(What to do):
Every line below that holds the string "elleni" should be copied out.

[start]

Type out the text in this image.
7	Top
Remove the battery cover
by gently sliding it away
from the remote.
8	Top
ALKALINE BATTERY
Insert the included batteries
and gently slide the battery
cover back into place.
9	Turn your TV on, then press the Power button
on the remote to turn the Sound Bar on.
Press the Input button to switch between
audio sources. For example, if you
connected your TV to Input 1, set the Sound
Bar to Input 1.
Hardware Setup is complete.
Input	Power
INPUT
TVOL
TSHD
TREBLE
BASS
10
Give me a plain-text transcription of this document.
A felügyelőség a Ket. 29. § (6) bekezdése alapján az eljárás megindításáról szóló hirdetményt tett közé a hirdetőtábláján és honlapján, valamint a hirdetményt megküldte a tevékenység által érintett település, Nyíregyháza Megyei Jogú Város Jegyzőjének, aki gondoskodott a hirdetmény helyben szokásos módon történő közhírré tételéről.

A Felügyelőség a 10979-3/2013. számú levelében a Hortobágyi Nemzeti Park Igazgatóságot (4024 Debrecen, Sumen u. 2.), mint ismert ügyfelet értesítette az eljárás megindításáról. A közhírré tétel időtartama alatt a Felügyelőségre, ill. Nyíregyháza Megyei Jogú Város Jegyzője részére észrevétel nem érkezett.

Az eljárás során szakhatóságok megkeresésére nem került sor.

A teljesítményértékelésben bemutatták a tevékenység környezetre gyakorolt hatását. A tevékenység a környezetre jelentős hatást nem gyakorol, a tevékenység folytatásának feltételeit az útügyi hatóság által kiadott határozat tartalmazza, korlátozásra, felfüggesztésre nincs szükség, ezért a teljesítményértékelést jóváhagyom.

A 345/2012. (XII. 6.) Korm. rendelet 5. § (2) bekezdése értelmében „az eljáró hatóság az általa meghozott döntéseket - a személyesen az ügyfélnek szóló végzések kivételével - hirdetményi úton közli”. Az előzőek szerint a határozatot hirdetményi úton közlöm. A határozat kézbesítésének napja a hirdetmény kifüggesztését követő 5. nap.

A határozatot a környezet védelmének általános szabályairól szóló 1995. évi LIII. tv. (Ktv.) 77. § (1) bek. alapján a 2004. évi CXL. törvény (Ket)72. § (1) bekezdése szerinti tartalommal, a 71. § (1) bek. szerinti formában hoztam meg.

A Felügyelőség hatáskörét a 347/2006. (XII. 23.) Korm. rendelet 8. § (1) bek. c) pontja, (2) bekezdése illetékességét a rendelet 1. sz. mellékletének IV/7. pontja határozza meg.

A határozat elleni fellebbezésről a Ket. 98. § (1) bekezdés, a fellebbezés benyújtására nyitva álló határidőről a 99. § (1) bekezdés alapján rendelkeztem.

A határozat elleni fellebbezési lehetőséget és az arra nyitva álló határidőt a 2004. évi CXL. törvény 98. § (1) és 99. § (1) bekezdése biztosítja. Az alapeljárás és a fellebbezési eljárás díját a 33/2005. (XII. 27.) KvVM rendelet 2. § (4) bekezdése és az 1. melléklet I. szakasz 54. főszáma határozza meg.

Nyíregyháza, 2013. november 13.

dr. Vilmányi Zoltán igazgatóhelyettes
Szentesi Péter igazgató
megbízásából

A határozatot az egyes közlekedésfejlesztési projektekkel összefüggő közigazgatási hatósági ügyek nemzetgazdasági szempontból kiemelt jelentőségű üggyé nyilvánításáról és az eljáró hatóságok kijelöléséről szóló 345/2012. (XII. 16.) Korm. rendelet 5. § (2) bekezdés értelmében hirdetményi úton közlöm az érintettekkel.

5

[end]

(Exercise solution):
A határozat elleni fellebbezésről a Ket. 98. § (1) bekezdés, a fellebbezés benyújtására nyitva álló határidőről a 99. § (1) bekezdés alapján rendelkeztem.
A határozat elleni fellebbezési lehetőséget és az arra nyitva álló határidőt a 2004. évi CXL. törvény 98. § (1) és 99. § (1) bekezdése biztosítja. Az alapeljárás és a fellebbezési eljárás díját a 33/2005. (XII. 27.) KvVM rendelet 2. § (4) bekezdése és az 1. melléklet I. szakasz 54. főszáma határozza meg.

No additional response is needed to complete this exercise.